== Short problem ==
Write the data out again, character for character, with no images.

>> Start

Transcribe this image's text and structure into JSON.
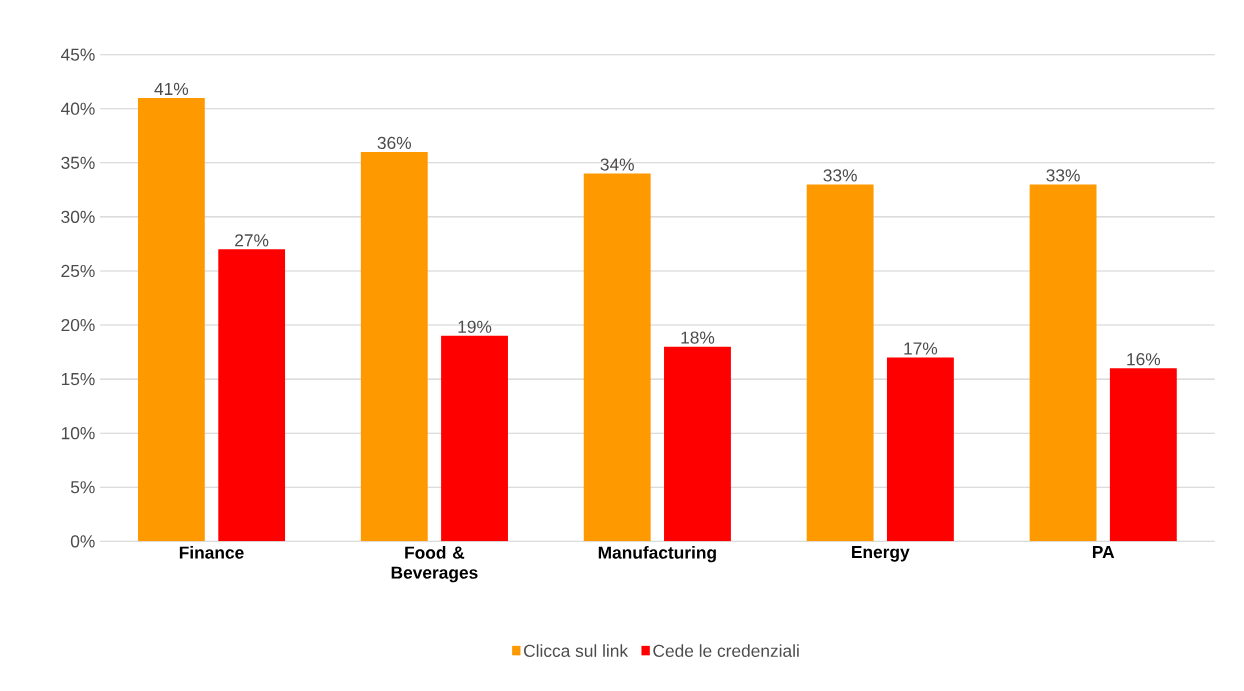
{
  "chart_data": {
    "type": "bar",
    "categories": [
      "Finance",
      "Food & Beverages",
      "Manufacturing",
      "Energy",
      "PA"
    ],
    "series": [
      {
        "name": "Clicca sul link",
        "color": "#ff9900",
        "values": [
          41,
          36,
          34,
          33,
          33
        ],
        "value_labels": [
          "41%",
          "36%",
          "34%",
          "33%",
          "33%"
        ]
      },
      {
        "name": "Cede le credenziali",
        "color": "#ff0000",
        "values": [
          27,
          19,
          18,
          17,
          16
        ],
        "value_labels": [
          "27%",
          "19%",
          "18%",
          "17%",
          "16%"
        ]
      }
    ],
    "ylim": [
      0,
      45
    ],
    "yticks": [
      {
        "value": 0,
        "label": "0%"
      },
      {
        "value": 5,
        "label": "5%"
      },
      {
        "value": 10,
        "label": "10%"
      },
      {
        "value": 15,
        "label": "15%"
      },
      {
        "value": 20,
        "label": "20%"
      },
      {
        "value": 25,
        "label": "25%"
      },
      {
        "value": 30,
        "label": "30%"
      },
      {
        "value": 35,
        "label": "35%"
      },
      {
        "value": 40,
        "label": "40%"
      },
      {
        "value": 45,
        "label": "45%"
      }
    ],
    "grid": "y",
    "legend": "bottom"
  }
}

>> End

== Correct output ==
Transcribe this image's text and structure into JSON.
{
  "chart_data": {
    "type": "bar",
    "categories": [
      "Finance",
      "Food & Beverages",
      "Manufacturing",
      "Energy",
      "PA"
    ],
    "series": [
      {
        "name": "Clicca sul link",
        "color": "#ff9900",
        "values": [
          41,
          36,
          34,
          33,
          33
        ],
        "value_labels": [
          "41%",
          "36%",
          "34%",
          "33%",
          "33%"
        ]
      },
      {
        "name": "Cede le credenziali",
        "color": "#ff0000",
        "values": [
          27,
          19,
          18,
          17,
          16
        ],
        "value_labels": [
          "27%",
          "19%",
          "18%",
          "17%",
          "16%"
        ]
      }
    ],
    "ylim": [
      0,
      45
    ],
    "yticks": [
      {
        "value": 0,
        "label": "0%"
      },
      {
        "value": 5,
        "label": "5%"
      },
      {
        "value": 10,
        "label": "10%"
      },
      {
        "value": 15,
        "label": "15%"
      },
      {
        "value": 20,
        "label": "20%"
      },
      {
        "value": 25,
        "label": "25%"
      },
      {
        "value": 30,
        "label": "30%"
      },
      {
        "value": 35,
        "label": "35%"
      },
      {
        "value": 40,
        "label": "40%"
      },
      {
        "value": 45,
        "label": "45%"
      }
    ],
    "grid": "y",
    "legend": "bottom"
  }
}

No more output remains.